__THE PROBLEM__. Transcribe the records that follow exactly. Skip the pictures.

__TASK INPUT__.
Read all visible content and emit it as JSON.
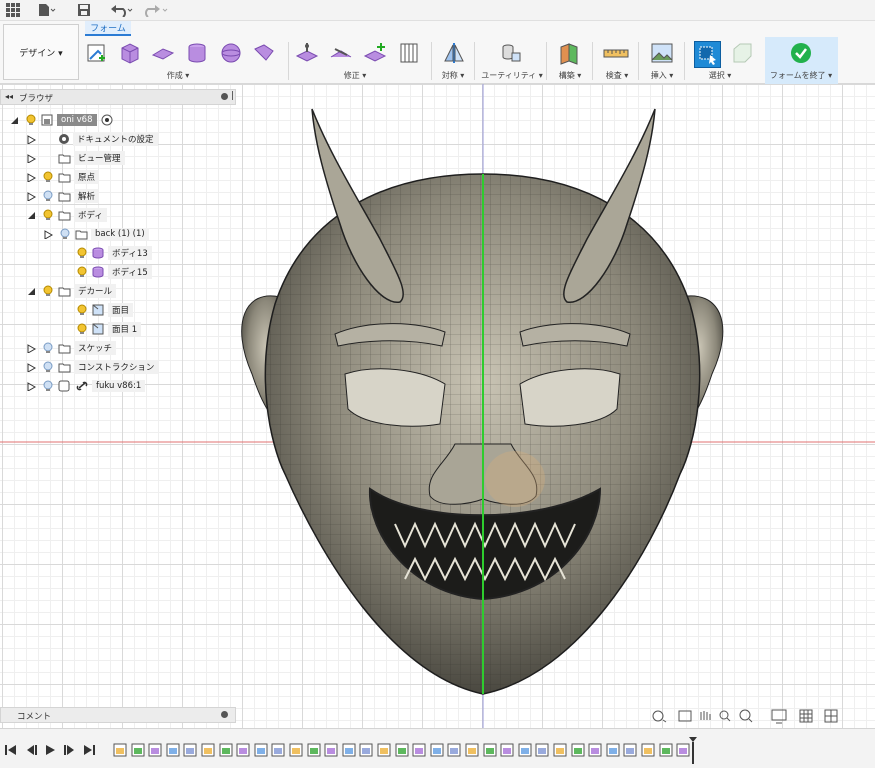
{
  "quickbar": {
    "icons": [
      "grid-icon",
      "file-icon",
      "save-icon",
      "undo-icon",
      "redo-icon"
    ]
  },
  "ribbon": {
    "workspace_label": "デザイン ▾",
    "active_tab": "フォーム",
    "groups": [
      {
        "label": "作成 ▾"
      },
      {
        "label": "修正 ▾"
      },
      {
        "label": "対称 ▾"
      },
      {
        "label": "ユーティリティ ▾"
      },
      {
        "label": "構築 ▾"
      },
      {
        "label": "検査 ▾"
      },
      {
        "label": "挿入 ▾"
      },
      {
        "label": "選択 ▾"
      },
      {
        "label": "フォームを終了 ▾"
      }
    ]
  },
  "browser": {
    "title": "ブラウザ",
    "items": [
      {
        "label": "oni v68",
        "level": 0,
        "expanded": true,
        "kind": "root"
      },
      {
        "label": "ドキュメントの設定",
        "level": 1,
        "expanded": false,
        "kind": "settings"
      },
      {
        "label": "ビュー管理",
        "level": 1,
        "expanded": false,
        "kind": "folder"
      },
      {
        "label": "原点",
        "level": 1,
        "expanded": false,
        "kind": "folder-bulb"
      },
      {
        "label": "解析",
        "level": 1,
        "expanded": false,
        "kind": "folder-bulb"
      },
      {
        "label": "ボディ",
        "level": 1,
        "expanded": true,
        "kind": "folder-bulb"
      },
      {
        "label": "back (1) (1)",
        "level": 2,
        "expanded": false,
        "kind": "folder-bulb"
      },
      {
        "label": "ボディ13",
        "level": 3,
        "expanded": null,
        "kind": "body"
      },
      {
        "label": "ボディ15",
        "level": 3,
        "expanded": null,
        "kind": "body"
      },
      {
        "label": "デカール",
        "level": 1,
        "expanded": true,
        "kind": "folder-bulb"
      },
      {
        "label": "面目",
        "level": 3,
        "expanded": null,
        "kind": "decal"
      },
      {
        "label": "面目 1",
        "level": 3,
        "expanded": null,
        "kind": "decal"
      },
      {
        "label": "スケッチ",
        "level": 1,
        "expanded": false,
        "kind": "folder-bulb"
      },
      {
        "label": "コンストラクション",
        "level": 1,
        "expanded": false,
        "kind": "folder-bulb"
      },
      {
        "label": "fuku v86:1",
        "level": 1,
        "expanded": false,
        "kind": "link"
      }
    ]
  },
  "comments": {
    "label": "コメント"
  },
  "timeline": {
    "feature_count": 33
  },
  "colors": {
    "accent": "#2b7bd4",
    "finish_green": "#22b14c",
    "axis_green": "#2ecc2e",
    "axis_red": "#e07070",
    "mesh_fill": "#7d7a6e"
  }
}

__RIGHT ANSWER__.
Read all visible content and emit it as JSON.
{
  "quickbar": {
    "icons": [
      "grid-icon",
      "file-icon",
      "save-icon",
      "undo-icon",
      "redo-icon"
    ]
  },
  "ribbon": {
    "workspace_label": "デザイン ▾",
    "active_tab": "フォーム",
    "groups": [
      {
        "label": "作成 ▾"
      },
      {
        "label": "修正 ▾"
      },
      {
        "label": "対称 ▾"
      },
      {
        "label": "ユーティリティ ▾"
      },
      {
        "label": "構築 ▾"
      },
      {
        "label": "検査 ▾"
      },
      {
        "label": "挿入 ▾"
      },
      {
        "label": "選択 ▾"
      },
      {
        "label": "フォームを終了 ▾"
      }
    ]
  },
  "browser": {
    "title": "ブラウザ",
    "items": [
      {
        "label": "oni v68",
        "level": 0,
        "expanded": true,
        "kind": "root"
      },
      {
        "label": "ドキュメントの設定",
        "level": 1,
        "expanded": false,
        "kind": "settings"
      },
      {
        "label": "ビュー管理",
        "level": 1,
        "expanded": false,
        "kind": "folder"
      },
      {
        "label": "原点",
        "level": 1,
        "expanded": false,
        "kind": "folder-bulb"
      },
      {
        "label": "解析",
        "level": 1,
        "expanded": false,
        "kind": "folder-bulb"
      },
      {
        "label": "ボディ",
        "level": 1,
        "expanded": true,
        "kind": "folder-bulb"
      },
      {
        "label": "back (1) (1)",
        "level": 2,
        "expanded": false,
        "kind": "folder-bulb"
      },
      {
        "label": "ボディ13",
        "level": 3,
        "expanded": null,
        "kind": "body"
      },
      {
        "label": "ボディ15",
        "level": 3,
        "expanded": null,
        "kind": "body"
      },
      {
        "label": "デカール",
        "level": 1,
        "expanded": true,
        "kind": "folder-bulb"
      },
      {
        "label": "面目",
        "level": 3,
        "expanded": null,
        "kind": "decal"
      },
      {
        "label": "面目 1",
        "level": 3,
        "expanded": null,
        "kind": "decal"
      },
      {
        "label": "スケッチ",
        "level": 1,
        "expanded": false,
        "kind": "folder-bulb"
      },
      {
        "label": "コンストラクション",
        "level": 1,
        "expanded": false,
        "kind": "folder-bulb"
      },
      {
        "label": "fuku v86:1",
        "level": 1,
        "expanded": false,
        "kind": "link"
      }
    ]
  },
  "comments": {
    "label": "コメント"
  },
  "timeline": {
    "feature_count": 33
  },
  "colors": {
    "accent": "#2b7bd4",
    "finish_green": "#22b14c",
    "axis_green": "#2ecc2e",
    "axis_red": "#e07070",
    "mesh_fill": "#7d7a6e"
  }
}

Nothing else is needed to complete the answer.